RECORDS FOR THE EXERCISE:

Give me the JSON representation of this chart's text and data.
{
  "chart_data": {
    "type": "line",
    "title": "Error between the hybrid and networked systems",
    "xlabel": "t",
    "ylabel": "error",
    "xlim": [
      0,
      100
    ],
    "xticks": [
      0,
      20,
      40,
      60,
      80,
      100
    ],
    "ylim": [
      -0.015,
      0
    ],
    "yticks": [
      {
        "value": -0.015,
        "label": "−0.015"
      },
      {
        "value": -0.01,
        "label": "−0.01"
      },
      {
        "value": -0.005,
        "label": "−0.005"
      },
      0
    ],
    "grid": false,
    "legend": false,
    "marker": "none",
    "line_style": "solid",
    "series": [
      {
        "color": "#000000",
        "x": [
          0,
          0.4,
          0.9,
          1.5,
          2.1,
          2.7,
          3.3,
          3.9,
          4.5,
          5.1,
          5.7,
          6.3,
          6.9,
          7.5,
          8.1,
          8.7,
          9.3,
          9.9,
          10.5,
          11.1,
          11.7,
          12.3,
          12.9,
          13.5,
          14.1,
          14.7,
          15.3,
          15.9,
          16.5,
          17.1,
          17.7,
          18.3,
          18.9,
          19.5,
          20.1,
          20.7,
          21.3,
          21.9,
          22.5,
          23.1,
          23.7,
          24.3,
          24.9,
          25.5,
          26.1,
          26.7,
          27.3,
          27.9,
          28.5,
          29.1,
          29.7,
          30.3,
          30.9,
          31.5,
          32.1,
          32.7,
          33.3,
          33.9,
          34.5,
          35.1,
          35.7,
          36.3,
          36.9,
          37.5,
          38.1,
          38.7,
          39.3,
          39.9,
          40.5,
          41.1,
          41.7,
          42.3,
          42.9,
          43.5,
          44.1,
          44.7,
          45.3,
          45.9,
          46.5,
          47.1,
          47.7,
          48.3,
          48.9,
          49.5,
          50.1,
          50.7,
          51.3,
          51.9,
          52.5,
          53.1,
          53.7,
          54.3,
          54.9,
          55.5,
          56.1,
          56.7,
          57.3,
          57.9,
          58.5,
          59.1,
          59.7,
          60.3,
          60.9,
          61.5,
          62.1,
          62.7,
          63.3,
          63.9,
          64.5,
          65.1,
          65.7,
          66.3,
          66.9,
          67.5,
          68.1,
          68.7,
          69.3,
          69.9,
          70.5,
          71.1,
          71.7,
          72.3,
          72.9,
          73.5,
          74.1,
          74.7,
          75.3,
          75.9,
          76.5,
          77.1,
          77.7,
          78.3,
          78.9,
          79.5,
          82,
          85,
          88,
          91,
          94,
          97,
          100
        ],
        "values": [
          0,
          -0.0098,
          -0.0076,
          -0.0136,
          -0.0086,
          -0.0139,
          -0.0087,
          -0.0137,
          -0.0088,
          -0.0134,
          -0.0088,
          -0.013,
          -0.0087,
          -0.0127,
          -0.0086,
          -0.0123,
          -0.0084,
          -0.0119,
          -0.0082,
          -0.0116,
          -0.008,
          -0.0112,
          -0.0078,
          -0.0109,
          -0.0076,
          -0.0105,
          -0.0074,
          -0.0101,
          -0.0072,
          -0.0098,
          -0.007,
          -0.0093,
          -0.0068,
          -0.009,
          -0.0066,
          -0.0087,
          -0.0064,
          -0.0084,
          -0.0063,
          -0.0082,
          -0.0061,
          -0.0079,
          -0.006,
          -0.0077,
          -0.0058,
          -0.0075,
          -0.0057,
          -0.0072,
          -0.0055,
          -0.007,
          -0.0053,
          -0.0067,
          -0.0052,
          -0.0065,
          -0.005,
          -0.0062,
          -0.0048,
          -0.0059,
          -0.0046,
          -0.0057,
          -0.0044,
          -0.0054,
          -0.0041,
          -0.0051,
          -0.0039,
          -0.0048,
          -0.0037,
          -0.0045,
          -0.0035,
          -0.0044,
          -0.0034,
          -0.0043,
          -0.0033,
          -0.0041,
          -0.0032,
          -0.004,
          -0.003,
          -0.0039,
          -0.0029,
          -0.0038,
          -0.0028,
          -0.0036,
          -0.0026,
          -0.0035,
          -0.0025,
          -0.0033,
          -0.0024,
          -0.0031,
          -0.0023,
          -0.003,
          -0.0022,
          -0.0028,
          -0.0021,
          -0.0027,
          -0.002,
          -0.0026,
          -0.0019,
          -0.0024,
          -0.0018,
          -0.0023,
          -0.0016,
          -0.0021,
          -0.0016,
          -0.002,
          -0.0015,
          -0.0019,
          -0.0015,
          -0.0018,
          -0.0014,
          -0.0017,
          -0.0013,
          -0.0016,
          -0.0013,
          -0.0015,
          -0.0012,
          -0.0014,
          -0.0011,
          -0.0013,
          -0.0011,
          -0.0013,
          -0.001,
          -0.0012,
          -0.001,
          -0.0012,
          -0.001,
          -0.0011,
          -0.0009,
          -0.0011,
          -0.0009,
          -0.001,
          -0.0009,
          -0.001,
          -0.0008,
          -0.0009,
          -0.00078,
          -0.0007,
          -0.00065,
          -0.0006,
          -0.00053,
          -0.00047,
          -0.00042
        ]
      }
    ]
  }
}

PROBLEM DETAILS: Reproduce the material verbatim, line by line.

TASK ANSWER:
Give me the JSON representation of this chart's text and data.
{
  "chart_data": {
    "type": "line",
    "title": "Error between the hybrid and networked systems",
    "xlabel": "t",
    "ylabel": "error",
    "xlim": [
      0,
      100
    ],
    "xticks": [
      0,
      20,
      40,
      60,
      80,
      100
    ],
    "ylim": [
      -0.015,
      0
    ],
    "yticks": [
      {
        "value": -0.015,
        "label": "−0.015"
      },
      {
        "value": -0.01,
        "label": "−0.01"
      },
      {
        "value": -0.005,
        "label": "−0.005"
      },
      0
    ],
    "grid": false,
    "legend": false,
    "marker": "none",
    "line_style": "solid",
    "series": [
      {
        "color": "#000000",
        "x": [
          0,
          0.4,
          0.9,
          1.5,
          2.1,
          2.7,
          3.3,
          3.9,
          4.5,
          5.1,
          5.7,
          6.3,
          6.9,
          7.5,
          8.1,
          8.7,
          9.3,
          9.9,
          10.5,
          11.1,
          11.7,
          12.3,
          12.9,
          13.5,
          14.1,
          14.7,
          15.3,
          15.9,
          16.5,
          17.1,
          17.7,
          18.3,
          18.9,
          19.5,
          20.1,
          20.7,
          21.3,
          21.9,
          22.5,
          23.1,
          23.7,
          24.3,
          24.9,
          25.5,
          26.1,
          26.7,
          27.3,
          27.9,
          28.5,
          29.1,
          29.7,
          30.3,
          30.9,
          31.5,
          32.1,
          32.7,
          33.3,
          33.9,
          34.5,
          35.1,
          35.7,
          36.3,
          36.9,
          37.5,
          38.1,
          38.7,
          39.3,
          39.9,
          40.5,
          41.1,
          41.7,
          42.3,
          42.9,
          43.5,
          44.1,
          44.7,
          45.3,
          45.9,
          46.5,
          47.1,
          47.7,
          48.3,
          48.9,
          49.5,
          50.1,
          50.7,
          51.3,
          51.9,
          52.5,
          53.1,
          53.7,
          54.3,
          54.9,
          55.5,
          56.1,
          56.7,
          57.3,
          57.9,
          58.5,
          59.1,
          59.7,
          60.3,
          60.9,
          61.5,
          62.1,
          62.7,
          63.3,
          63.9,
          64.5,
          65.1,
          65.7,
          66.3,
          66.9,
          67.5,
          68.1,
          68.7,
          69.3,
          69.9,
          70.5,
          71.1,
          71.7,
          72.3,
          72.9,
          73.5,
          74.1,
          74.7,
          75.3,
          75.9,
          76.5,
          77.1,
          77.7,
          78.3,
          78.9,
          79.5,
          82,
          85,
          88,
          91,
          94,
          97,
          100
        ],
        "values": [
          0,
          -0.0098,
          -0.0076,
          -0.0136,
          -0.0086,
          -0.0139,
          -0.0087,
          -0.0137,
          -0.0088,
          -0.0134,
          -0.0088,
          -0.013,
          -0.0087,
          -0.0127,
          -0.0086,
          -0.0123,
          -0.0084,
          -0.0119,
          -0.0082,
          -0.0116,
          -0.008,
          -0.0112,
          -0.0078,
          -0.0109,
          -0.0076,
          -0.0105,
          -0.0074,
          -0.0101,
          -0.0072,
          -0.0098,
          -0.007,
          -0.0093,
          -0.0068,
          -0.009,
          -0.0066,
          -0.0087,
          -0.0064,
          -0.0084,
          -0.0063,
          -0.0082,
          -0.0061,
          -0.0079,
          -0.006,
          -0.0077,
          -0.0058,
          -0.0075,
          -0.0057,
          -0.0072,
          -0.0055,
          -0.007,
          -0.0053,
          -0.0067,
          -0.0052,
          -0.0065,
          -0.005,
          -0.0062,
          -0.0048,
          -0.0059,
          -0.0046,
          -0.0057,
          -0.0044,
          -0.0054,
          -0.0041,
          -0.0051,
          -0.0039,
          -0.0048,
          -0.0037,
          -0.0045,
          -0.0035,
          -0.0044,
          -0.0034,
          -0.0043,
          -0.0033,
          -0.0041,
          -0.0032,
          -0.004,
          -0.003,
          -0.0039,
          -0.0029,
          -0.0038,
          -0.0028,
          -0.0036,
          -0.0026,
          -0.0035,
          -0.0025,
          -0.0033,
          -0.0024,
          -0.0031,
          -0.0023,
          -0.003,
          -0.0022,
          -0.0028,
          -0.0021,
          -0.0027,
          -0.002,
          -0.0026,
          -0.0019,
          -0.0024,
          -0.0018,
          -0.0023,
          -0.0016,
          -0.0021,
          -0.0016,
          -0.002,
          -0.0015,
          -0.0019,
          -0.0015,
          -0.0018,
          -0.0014,
          -0.0017,
          -0.0013,
          -0.0016,
          -0.0013,
          -0.0015,
          -0.0012,
          -0.0014,
          -0.0011,
          -0.0013,
          -0.0011,
          -0.0013,
          -0.001,
          -0.0012,
          -0.001,
          -0.0012,
          -0.001,
          -0.0011,
          -0.0009,
          -0.0011,
          -0.0009,
          -0.001,
          -0.0009,
          -0.001,
          -0.0008,
          -0.0009,
          -0.00078,
          -0.0007,
          -0.00065,
          -0.0006,
          -0.00053,
          -0.00047,
          -0.00042
        ]
      }
    ]
  }
}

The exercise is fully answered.